→ Goal
Please count the lines in the listing below where the word "label" appears. Give the number only.

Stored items

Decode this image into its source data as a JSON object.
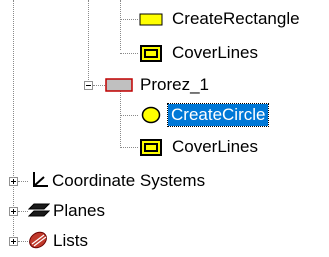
{
  "tree": {
    "items": [
      {
        "label": "CreateRectangle",
        "icon": "rectangle-icon"
      },
      {
        "label": "CoverLines",
        "icon": "cover-lines-icon"
      },
      {
        "label": "Prorez_1",
        "icon": "body-icon"
      },
      {
        "label": "CreateCircle",
        "icon": "circle-icon",
        "selected": true
      },
      {
        "label": "CoverLines",
        "icon": "cover-lines-icon"
      },
      {
        "label": "Coordinate Systems",
        "icon": "coordinate-systems-icon"
      },
      {
        "label": "Planes",
        "icon": "planes-icon"
      },
      {
        "label": "Lists",
        "icon": "lists-icon"
      }
    ]
  },
  "colors": {
    "selection": "#0078d7",
    "rectangle_fill": "#ffff00",
    "body_fill": "#c0c0c0",
    "body_border": "#c00000",
    "planes_fill": "#1a1a1a",
    "lists_fill": "#c0392b"
  }
}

→ Complete output
8